What you have to do: Copy all the entries word for word, but omit the pictures.

Entries taken from a collection
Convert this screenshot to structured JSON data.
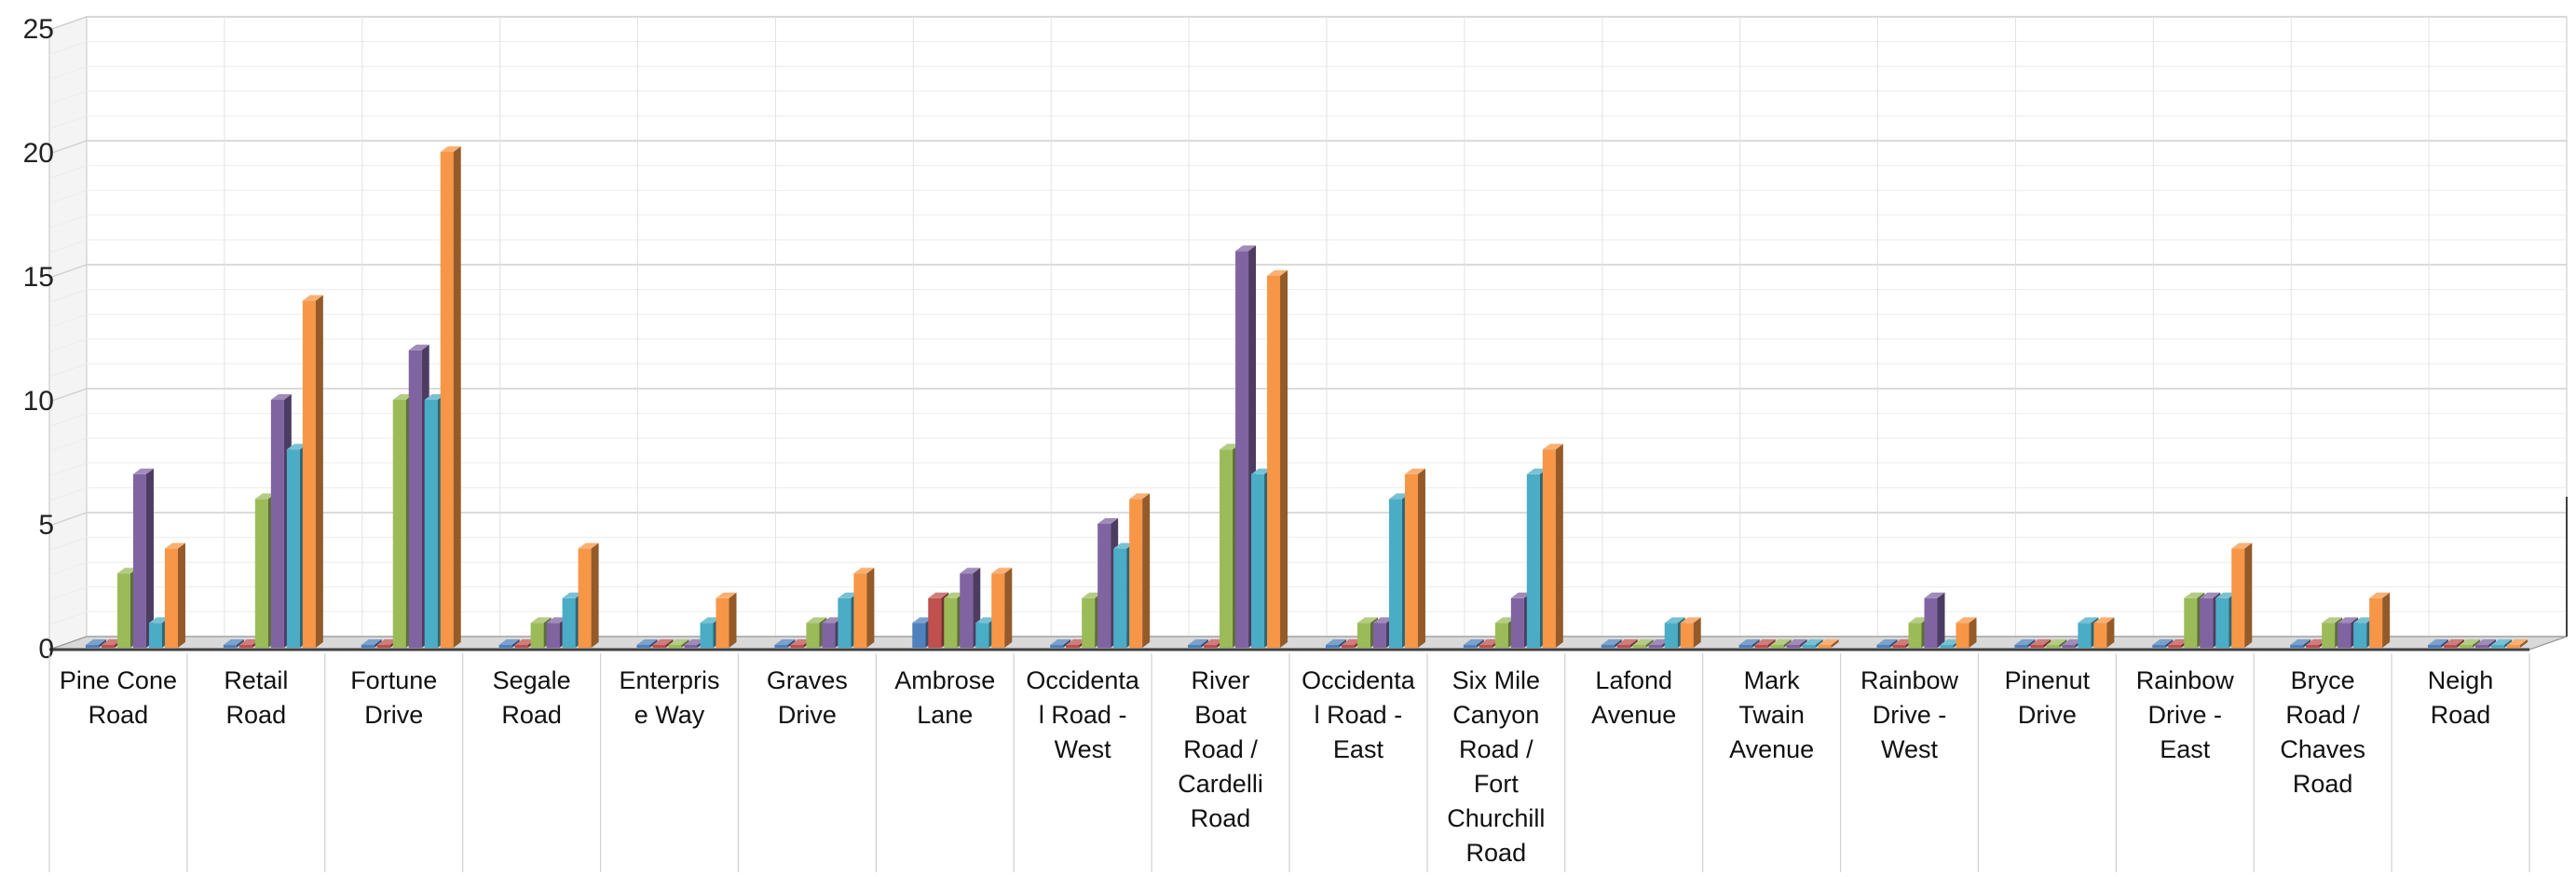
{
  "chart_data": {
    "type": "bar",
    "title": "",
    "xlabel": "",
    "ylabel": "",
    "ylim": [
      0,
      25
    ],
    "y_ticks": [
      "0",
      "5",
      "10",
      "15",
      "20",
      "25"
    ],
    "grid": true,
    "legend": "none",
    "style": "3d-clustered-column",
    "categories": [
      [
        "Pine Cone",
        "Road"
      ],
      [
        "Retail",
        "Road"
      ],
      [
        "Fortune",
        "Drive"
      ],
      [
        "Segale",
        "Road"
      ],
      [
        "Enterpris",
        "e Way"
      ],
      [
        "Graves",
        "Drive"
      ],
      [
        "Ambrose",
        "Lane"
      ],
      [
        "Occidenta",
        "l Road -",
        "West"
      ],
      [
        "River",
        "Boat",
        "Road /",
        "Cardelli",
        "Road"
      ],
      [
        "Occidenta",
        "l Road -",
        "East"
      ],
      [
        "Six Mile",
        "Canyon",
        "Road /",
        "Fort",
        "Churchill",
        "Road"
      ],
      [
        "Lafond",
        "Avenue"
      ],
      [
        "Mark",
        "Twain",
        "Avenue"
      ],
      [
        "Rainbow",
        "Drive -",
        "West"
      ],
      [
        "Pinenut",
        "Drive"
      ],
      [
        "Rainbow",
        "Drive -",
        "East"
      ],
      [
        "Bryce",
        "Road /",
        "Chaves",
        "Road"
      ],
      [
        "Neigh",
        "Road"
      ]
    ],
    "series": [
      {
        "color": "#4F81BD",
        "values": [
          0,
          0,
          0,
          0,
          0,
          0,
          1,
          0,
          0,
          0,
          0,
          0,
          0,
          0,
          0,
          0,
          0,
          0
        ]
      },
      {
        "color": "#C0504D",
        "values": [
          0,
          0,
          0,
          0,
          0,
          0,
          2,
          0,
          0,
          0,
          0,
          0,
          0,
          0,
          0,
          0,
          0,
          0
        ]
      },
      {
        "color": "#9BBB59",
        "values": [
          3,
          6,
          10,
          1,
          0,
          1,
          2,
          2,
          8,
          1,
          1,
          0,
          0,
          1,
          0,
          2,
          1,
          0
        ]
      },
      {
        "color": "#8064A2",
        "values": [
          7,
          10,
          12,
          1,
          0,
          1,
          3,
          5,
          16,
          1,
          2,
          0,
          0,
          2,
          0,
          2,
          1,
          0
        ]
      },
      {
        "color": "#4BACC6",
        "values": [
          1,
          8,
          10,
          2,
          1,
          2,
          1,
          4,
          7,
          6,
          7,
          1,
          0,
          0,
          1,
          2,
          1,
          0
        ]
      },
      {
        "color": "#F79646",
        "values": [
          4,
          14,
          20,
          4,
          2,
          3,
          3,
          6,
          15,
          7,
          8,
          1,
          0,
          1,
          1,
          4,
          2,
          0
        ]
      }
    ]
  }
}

Solution for this problem:
Convert this screenshot to structured JSON data.
{
  "chart_data": {
    "type": "bar",
    "title": "",
    "xlabel": "",
    "ylabel": "",
    "ylim": [
      0,
      25
    ],
    "y_ticks": [
      "0",
      "5",
      "10",
      "15",
      "20",
      "25"
    ],
    "grid": true,
    "legend": "none",
    "style": "3d-clustered-column",
    "categories": [
      [
        "Pine Cone",
        "Road"
      ],
      [
        "Retail",
        "Road"
      ],
      [
        "Fortune",
        "Drive"
      ],
      [
        "Segale",
        "Road"
      ],
      [
        "Enterpris",
        "e Way"
      ],
      [
        "Graves",
        "Drive"
      ],
      [
        "Ambrose",
        "Lane"
      ],
      [
        "Occidenta",
        "l Road -",
        "West"
      ],
      [
        "River",
        "Boat",
        "Road /",
        "Cardelli",
        "Road"
      ],
      [
        "Occidenta",
        "l Road -",
        "East"
      ],
      [
        "Six Mile",
        "Canyon",
        "Road /",
        "Fort",
        "Churchill",
        "Road"
      ],
      [
        "Lafond",
        "Avenue"
      ],
      [
        "Mark",
        "Twain",
        "Avenue"
      ],
      [
        "Rainbow",
        "Drive -",
        "West"
      ],
      [
        "Pinenut",
        "Drive"
      ],
      [
        "Rainbow",
        "Drive -",
        "East"
      ],
      [
        "Bryce",
        "Road /",
        "Chaves",
        "Road"
      ],
      [
        "Neigh",
        "Road"
      ]
    ],
    "series": [
      {
        "color": "#4F81BD",
        "values": [
          0,
          0,
          0,
          0,
          0,
          0,
          1,
          0,
          0,
          0,
          0,
          0,
          0,
          0,
          0,
          0,
          0,
          0
        ]
      },
      {
        "color": "#C0504D",
        "values": [
          0,
          0,
          0,
          0,
          0,
          0,
          2,
          0,
          0,
          0,
          0,
          0,
          0,
          0,
          0,
          0,
          0,
          0
        ]
      },
      {
        "color": "#9BBB59",
        "values": [
          3,
          6,
          10,
          1,
          0,
          1,
          2,
          2,
          8,
          1,
          1,
          0,
          0,
          1,
          0,
          2,
          1,
          0
        ]
      },
      {
        "color": "#8064A2",
        "values": [
          7,
          10,
          12,
          1,
          0,
          1,
          3,
          5,
          16,
          1,
          2,
          0,
          0,
          2,
          0,
          2,
          1,
          0
        ]
      },
      {
        "color": "#4BACC6",
        "values": [
          1,
          8,
          10,
          2,
          1,
          2,
          1,
          4,
          7,
          6,
          7,
          1,
          0,
          0,
          1,
          2,
          1,
          0
        ]
      },
      {
        "color": "#F79646",
        "values": [
          4,
          14,
          20,
          4,
          2,
          3,
          3,
          6,
          15,
          7,
          8,
          1,
          0,
          1,
          1,
          4,
          2,
          0
        ]
      }
    ]
  }
}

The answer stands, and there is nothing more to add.